What is required >>
Lines that contain the string "documents" are to be copied; leave out all others.
## begin Given records
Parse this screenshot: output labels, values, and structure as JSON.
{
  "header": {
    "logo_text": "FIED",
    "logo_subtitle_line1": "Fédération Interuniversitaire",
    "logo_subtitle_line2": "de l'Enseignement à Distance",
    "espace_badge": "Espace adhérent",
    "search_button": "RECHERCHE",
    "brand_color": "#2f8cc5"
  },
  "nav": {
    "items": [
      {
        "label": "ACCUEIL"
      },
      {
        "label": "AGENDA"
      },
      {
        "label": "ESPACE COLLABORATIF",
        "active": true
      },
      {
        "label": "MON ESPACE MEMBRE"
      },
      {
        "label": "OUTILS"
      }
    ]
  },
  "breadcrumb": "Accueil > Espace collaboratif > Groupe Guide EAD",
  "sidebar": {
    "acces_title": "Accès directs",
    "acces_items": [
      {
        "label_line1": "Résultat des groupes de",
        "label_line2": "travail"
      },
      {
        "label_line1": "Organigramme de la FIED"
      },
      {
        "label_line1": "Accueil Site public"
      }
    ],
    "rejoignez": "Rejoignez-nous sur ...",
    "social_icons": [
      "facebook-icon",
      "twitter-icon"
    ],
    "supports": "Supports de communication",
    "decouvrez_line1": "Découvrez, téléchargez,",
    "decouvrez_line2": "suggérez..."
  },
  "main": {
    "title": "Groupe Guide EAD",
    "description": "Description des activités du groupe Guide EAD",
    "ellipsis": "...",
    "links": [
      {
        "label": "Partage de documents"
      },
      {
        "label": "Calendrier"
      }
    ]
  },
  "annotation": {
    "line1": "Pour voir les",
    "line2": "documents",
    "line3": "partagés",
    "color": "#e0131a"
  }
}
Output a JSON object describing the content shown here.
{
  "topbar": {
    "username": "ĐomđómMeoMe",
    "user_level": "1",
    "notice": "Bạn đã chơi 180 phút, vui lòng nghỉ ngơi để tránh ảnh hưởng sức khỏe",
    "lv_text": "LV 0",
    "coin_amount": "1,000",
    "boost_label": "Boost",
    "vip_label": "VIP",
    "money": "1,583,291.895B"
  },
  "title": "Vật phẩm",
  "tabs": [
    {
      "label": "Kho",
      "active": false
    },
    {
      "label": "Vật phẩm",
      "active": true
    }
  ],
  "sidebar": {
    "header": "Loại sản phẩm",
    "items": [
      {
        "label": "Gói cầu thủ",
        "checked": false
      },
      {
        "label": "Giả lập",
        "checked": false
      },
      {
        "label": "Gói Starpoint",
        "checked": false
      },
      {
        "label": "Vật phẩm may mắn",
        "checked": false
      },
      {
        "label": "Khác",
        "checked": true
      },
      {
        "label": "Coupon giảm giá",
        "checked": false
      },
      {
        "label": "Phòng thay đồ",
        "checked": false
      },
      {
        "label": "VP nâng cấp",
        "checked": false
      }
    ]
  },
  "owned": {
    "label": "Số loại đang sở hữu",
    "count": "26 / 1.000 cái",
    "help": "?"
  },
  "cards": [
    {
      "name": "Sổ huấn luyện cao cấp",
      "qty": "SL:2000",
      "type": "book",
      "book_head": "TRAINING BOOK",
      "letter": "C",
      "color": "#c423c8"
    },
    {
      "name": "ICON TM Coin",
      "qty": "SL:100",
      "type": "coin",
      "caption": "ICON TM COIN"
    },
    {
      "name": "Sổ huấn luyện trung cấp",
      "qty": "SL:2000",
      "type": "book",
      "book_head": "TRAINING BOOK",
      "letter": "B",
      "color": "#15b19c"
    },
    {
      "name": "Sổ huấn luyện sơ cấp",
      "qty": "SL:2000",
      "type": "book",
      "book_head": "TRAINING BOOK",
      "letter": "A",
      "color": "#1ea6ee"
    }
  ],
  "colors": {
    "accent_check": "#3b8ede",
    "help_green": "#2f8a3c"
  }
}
## end Given records
Exercise answer >>
        "label": "Partage de documents"
    "line2": "documents",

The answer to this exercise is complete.